Cole Porter’s Secret Life
The Cole Porter song “I Loved Him, but He Didn’t Love Me” is usually sung by a woman. But in “Confidentially, Cole,” the one-person show opening Saturday at the Tiffany Theater, the 1929 tune will be sung by a young man, Sean Hayden. And that’s where the “confidentially” comes in.
For the inspiration of the show is not the Porter who was the darling of cafe society, the soigne composer of “Anything Goes” and “Kiss Me, Kate” who held court with his socialite wife, Linda, in his suite at the Waldorf-Astoria and his palazzo in Venice. It’s also far from the Porter whom Cary Grant played in the 1946 movie “Night and Day,” as a devoted lover and husband whose songs were more witty than passionate.
The ghost that hovers over “Confidentially, Cole” is the Porter who picked up sailors on the docks, who dressed up his tricks as delivery men, and who wrote desperate and passionate love letters, like this one to the Russian poet Boris Kochno: “I miss you so much that I am falling apart and if this continues this utter silence I don’t dare think what I could do.”
“This was a man who was pouring his heart out in these songs, and I wondered how many people really knew about that side of him,” says Hayden over lunch at the Monkey Bar in midtown Manhattan, which, in the ’40 and ‘50s, had been a favorite watering hole for the likes of Porter, Noel Coward, Tennessee Williams (who lived upstairs), Marlene Dietrich, Tyrone Power and other celebrities whose pictures now adorn its walls. “He was screaming to be heard.”
William McBrien, author of “Cole Porter: A Biography” (Knopf, 1998, and to be released in paperback by Vintage next month), makes a compelling argument that the composer’s homosexual love affairs inspired his most personal and passionate work. “Easy to Love,” for example, was written for Ed Tauch, an architect whom Porter fancied; “Night and Day” was inspired by Nelson Barclift, a choreographer who, like Kochno, was one of the composer’s great loves.
“The love songs were very coded. They make sly references,” McBrien says. “And there is a wonderful ambiguity to most of them. That’s why they could get so much heterosexual mileage. Cole was aware that if you disclosed too much in Hollywood, you were likely to lose your job--and your audience.”

+-------+

Directive
According to the Cole Porter article, which Porter song was inspired by the choreographer Nelson Barclift?

[Labeled box records]
+-------+

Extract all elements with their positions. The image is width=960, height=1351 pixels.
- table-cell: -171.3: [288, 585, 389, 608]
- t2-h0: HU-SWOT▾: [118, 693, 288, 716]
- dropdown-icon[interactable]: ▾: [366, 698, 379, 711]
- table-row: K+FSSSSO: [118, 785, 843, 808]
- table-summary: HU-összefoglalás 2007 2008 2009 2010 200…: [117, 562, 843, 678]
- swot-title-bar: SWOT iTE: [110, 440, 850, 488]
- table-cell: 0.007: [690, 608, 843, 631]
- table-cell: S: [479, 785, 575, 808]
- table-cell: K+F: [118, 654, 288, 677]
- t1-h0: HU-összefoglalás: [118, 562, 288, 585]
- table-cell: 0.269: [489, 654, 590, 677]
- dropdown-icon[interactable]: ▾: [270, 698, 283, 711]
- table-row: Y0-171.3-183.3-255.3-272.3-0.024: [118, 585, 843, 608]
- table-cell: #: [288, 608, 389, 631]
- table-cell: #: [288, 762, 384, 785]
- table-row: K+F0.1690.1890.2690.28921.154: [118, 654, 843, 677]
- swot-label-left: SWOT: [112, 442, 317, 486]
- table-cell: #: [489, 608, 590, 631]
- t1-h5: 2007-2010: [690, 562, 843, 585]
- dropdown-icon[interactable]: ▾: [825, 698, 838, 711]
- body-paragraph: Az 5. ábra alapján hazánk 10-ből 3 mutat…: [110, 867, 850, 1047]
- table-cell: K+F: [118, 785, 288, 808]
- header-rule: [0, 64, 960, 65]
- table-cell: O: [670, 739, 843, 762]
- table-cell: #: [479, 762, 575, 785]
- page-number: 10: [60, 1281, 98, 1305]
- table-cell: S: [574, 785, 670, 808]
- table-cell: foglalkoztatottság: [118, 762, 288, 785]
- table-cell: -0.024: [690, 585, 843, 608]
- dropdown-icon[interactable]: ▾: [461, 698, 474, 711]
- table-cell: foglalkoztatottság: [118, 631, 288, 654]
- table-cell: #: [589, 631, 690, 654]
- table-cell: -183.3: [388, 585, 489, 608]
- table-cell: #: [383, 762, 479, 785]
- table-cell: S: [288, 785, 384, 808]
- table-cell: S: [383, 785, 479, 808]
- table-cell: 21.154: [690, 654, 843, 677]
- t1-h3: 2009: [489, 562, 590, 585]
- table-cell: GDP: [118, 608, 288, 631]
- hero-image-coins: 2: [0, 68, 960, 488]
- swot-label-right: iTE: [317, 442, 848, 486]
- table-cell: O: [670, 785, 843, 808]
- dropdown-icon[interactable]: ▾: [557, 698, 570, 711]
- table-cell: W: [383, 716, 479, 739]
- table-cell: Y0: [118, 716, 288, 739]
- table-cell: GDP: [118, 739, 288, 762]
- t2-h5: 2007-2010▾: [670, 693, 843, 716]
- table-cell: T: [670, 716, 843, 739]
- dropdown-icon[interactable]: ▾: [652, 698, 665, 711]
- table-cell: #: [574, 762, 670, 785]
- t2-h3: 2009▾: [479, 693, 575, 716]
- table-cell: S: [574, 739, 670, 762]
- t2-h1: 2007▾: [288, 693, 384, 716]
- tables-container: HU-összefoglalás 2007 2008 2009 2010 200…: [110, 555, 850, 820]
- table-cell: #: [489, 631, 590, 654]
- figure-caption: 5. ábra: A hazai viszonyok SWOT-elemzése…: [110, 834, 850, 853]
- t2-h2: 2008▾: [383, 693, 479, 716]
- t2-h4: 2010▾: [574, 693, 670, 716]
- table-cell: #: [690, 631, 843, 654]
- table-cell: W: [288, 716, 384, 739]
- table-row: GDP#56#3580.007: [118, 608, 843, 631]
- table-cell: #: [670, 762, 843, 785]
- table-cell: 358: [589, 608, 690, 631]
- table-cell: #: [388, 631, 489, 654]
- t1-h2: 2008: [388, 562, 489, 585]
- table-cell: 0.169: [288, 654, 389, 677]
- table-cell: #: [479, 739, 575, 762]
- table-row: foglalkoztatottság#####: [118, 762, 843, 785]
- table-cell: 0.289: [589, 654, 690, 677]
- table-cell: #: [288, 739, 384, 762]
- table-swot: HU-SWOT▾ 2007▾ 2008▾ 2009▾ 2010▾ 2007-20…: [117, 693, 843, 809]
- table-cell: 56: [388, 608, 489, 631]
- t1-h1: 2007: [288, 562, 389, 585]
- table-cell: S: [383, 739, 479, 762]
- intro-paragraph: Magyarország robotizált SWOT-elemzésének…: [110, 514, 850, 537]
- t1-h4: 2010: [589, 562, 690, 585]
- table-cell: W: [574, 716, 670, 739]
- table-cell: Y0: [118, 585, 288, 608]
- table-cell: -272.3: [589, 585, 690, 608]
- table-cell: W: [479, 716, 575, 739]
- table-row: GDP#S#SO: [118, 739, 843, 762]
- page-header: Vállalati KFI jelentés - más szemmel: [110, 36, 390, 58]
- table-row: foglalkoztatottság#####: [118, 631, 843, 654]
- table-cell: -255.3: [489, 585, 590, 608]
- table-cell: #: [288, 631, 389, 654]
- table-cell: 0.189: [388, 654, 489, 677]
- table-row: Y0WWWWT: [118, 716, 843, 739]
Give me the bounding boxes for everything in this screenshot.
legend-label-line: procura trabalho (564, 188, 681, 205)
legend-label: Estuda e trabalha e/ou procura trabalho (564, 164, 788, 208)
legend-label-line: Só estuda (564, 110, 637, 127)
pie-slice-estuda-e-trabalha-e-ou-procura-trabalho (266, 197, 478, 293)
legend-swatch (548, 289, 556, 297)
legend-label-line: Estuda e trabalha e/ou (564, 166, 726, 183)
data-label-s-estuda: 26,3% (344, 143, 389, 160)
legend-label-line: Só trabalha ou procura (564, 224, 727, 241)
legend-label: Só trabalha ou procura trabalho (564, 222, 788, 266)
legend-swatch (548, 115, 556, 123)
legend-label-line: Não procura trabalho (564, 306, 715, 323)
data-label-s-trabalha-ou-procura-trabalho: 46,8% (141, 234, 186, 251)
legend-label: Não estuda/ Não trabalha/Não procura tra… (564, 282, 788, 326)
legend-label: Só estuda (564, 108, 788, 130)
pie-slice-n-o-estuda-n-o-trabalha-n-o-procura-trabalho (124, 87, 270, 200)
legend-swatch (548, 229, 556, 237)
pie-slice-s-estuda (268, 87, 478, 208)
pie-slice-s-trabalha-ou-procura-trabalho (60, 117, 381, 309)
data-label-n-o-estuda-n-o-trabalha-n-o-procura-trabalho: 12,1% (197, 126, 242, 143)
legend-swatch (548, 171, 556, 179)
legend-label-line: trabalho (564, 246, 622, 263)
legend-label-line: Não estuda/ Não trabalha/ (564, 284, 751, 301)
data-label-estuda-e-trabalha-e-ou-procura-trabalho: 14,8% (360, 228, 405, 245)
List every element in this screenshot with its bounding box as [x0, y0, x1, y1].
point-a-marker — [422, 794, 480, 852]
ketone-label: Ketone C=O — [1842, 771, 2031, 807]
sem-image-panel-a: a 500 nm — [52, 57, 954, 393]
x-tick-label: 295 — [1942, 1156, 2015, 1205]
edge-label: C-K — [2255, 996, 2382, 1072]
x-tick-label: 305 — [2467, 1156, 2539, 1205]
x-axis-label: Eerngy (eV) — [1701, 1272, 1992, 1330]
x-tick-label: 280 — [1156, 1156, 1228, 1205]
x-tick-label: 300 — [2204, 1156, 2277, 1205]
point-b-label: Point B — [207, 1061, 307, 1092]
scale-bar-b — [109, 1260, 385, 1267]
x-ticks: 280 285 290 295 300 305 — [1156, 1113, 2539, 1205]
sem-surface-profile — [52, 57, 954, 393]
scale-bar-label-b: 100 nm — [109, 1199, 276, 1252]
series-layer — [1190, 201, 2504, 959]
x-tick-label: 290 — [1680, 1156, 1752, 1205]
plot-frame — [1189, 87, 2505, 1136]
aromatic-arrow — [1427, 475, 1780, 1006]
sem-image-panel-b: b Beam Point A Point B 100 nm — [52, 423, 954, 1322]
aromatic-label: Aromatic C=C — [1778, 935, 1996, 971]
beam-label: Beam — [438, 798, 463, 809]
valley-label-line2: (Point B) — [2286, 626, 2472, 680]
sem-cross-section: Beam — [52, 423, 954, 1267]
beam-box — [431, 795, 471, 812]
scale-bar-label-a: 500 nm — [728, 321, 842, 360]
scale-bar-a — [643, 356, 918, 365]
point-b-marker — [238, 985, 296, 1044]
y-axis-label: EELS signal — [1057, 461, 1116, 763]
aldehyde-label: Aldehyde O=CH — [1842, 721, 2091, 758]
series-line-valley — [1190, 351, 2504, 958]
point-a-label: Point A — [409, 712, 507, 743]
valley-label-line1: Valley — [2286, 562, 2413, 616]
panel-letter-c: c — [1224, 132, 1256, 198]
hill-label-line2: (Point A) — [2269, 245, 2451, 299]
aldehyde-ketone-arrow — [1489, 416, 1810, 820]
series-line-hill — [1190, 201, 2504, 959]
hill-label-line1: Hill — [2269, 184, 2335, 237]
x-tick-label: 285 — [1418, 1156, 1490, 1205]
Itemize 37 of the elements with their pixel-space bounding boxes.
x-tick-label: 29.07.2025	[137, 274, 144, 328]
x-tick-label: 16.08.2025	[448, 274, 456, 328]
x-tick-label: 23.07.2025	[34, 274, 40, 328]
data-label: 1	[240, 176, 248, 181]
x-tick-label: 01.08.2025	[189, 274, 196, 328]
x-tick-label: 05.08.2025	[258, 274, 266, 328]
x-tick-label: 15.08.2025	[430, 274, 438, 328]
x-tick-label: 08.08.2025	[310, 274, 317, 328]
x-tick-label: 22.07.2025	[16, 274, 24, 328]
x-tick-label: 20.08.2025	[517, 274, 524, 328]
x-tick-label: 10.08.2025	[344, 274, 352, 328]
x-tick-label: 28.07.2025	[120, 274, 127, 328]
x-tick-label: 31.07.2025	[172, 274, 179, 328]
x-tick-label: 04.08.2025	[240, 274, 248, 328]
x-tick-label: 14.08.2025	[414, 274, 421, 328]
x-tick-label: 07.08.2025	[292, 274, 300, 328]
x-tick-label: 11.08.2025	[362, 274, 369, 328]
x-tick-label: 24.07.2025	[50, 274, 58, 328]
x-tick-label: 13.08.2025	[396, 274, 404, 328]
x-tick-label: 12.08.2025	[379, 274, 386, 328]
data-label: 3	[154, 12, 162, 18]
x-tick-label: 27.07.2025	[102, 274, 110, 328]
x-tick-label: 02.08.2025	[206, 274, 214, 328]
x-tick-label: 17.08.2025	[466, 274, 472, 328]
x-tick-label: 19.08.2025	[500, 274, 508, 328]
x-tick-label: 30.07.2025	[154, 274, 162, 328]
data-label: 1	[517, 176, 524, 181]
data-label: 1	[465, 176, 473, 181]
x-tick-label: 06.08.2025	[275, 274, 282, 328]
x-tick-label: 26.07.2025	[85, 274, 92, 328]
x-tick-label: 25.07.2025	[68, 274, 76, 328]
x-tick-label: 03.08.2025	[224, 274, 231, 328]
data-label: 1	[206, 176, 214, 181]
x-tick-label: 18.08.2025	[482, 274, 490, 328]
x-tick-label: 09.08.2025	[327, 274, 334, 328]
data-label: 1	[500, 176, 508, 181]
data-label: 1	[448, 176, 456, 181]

+-------+

Response to the task
"Night and Day"